WORK TO BE COMPLETED »
Check each line of the listing below for the string "questions", and copy the ones that have it.

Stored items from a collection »
-=-=-

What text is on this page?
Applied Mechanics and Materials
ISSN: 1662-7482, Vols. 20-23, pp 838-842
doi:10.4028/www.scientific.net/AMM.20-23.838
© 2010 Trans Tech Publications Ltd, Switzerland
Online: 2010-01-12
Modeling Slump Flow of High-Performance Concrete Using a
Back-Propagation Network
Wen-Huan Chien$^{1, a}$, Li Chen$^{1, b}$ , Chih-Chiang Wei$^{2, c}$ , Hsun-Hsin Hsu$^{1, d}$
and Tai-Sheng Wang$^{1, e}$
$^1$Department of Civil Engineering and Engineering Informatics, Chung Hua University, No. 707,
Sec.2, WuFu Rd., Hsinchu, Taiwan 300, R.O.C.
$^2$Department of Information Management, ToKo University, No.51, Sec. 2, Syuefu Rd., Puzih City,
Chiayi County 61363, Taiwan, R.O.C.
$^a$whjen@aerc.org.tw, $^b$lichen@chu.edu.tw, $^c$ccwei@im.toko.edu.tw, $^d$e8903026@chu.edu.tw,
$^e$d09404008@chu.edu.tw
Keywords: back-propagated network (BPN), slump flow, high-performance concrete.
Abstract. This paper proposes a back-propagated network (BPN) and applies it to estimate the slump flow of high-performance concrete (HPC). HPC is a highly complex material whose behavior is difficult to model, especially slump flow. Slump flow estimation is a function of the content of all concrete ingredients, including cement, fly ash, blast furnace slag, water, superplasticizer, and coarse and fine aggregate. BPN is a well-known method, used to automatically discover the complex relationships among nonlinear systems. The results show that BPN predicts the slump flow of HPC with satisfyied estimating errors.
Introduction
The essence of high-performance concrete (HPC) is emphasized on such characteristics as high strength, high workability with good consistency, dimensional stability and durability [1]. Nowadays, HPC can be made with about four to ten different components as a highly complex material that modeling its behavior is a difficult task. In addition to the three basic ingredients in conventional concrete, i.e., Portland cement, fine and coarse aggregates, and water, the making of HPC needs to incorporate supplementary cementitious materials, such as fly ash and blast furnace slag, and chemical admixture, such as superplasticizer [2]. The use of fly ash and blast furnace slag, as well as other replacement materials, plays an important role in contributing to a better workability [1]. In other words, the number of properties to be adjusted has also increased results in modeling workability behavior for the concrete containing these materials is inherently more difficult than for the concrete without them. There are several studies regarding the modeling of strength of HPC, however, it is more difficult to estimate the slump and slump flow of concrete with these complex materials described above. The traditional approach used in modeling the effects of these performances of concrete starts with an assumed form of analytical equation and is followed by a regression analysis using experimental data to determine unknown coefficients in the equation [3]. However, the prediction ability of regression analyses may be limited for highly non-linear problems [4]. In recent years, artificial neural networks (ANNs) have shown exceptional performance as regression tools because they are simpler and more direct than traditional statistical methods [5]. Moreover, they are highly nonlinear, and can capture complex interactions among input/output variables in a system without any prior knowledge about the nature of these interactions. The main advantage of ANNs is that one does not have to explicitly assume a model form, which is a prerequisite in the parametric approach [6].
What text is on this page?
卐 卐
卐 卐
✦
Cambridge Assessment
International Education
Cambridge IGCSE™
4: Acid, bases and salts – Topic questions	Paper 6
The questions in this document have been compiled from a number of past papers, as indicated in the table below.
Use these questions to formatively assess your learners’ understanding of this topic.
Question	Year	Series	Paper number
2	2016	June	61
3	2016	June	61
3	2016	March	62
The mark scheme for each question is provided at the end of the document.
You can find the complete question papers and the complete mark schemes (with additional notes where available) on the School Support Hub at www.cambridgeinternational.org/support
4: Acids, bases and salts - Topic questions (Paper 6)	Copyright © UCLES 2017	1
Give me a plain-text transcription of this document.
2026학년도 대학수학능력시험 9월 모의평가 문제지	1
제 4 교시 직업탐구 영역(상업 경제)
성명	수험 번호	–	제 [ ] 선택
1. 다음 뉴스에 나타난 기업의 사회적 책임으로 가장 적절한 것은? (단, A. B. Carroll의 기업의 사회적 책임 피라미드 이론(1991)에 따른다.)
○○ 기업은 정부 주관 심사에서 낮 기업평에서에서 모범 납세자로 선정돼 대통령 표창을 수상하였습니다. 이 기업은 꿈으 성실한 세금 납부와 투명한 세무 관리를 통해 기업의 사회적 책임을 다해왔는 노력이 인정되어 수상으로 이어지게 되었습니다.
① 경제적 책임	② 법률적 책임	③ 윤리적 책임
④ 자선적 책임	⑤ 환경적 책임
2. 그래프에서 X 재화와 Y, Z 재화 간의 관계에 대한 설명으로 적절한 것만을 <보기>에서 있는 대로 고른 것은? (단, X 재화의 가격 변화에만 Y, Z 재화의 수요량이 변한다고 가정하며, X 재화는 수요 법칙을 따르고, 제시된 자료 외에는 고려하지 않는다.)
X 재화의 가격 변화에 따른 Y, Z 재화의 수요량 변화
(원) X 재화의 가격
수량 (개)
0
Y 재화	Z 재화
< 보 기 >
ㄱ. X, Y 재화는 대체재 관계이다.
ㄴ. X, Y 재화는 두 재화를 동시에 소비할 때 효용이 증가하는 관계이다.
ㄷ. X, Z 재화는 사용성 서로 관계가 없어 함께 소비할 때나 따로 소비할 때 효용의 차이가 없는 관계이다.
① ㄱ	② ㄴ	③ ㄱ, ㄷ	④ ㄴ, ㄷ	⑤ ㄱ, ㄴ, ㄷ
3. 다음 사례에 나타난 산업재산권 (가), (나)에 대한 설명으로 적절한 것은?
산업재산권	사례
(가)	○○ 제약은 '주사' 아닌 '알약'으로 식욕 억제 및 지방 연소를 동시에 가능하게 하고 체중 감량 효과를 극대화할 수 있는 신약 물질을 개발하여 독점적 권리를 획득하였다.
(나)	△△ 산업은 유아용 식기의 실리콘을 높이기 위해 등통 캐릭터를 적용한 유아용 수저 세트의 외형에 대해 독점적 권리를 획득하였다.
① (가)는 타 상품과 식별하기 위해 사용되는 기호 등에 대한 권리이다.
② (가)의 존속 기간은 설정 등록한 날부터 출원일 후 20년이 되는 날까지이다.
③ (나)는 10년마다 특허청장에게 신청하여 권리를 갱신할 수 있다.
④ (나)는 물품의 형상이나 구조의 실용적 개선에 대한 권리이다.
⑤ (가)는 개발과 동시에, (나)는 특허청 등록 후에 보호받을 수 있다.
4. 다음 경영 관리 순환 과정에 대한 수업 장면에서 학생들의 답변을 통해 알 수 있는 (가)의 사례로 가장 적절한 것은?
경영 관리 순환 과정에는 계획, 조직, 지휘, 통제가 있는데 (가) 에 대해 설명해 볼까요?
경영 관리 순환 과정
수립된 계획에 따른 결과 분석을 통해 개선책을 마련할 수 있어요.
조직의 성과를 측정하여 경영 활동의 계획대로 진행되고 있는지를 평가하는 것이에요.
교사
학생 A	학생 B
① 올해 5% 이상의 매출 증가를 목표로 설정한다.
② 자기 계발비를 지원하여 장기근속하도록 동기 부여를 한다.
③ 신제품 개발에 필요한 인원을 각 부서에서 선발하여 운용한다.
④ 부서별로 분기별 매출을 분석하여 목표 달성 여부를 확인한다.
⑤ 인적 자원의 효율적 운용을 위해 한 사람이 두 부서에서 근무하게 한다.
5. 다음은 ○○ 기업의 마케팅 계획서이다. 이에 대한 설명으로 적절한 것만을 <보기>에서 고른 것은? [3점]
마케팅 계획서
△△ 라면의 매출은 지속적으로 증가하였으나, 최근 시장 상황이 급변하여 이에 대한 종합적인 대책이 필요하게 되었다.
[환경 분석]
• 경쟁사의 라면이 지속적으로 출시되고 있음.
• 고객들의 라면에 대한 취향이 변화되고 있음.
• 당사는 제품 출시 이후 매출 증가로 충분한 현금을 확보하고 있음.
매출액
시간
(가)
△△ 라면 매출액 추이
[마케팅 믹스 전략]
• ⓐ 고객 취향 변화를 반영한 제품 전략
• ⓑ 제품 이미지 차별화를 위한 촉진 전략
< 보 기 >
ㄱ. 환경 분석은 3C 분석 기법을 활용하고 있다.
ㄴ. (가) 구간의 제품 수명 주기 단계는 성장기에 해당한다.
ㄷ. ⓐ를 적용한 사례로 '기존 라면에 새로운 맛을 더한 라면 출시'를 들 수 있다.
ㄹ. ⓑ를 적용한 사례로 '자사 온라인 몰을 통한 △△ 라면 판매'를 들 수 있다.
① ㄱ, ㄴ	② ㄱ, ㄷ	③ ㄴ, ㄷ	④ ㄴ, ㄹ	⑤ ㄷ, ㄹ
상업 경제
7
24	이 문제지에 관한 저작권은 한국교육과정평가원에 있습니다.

-=-=-

TASK RESPONSE »
4: Acid, bases and salts – Topic questions	Paper 6
The questions in this document have been compiled from a number of past papers, as indicated in the table below.
Use these questions to formatively assess your learners’ understanding of this topic.
4: Acids, bases and salts - Topic questions (Paper 6)	Copyright © UCLES 2017	1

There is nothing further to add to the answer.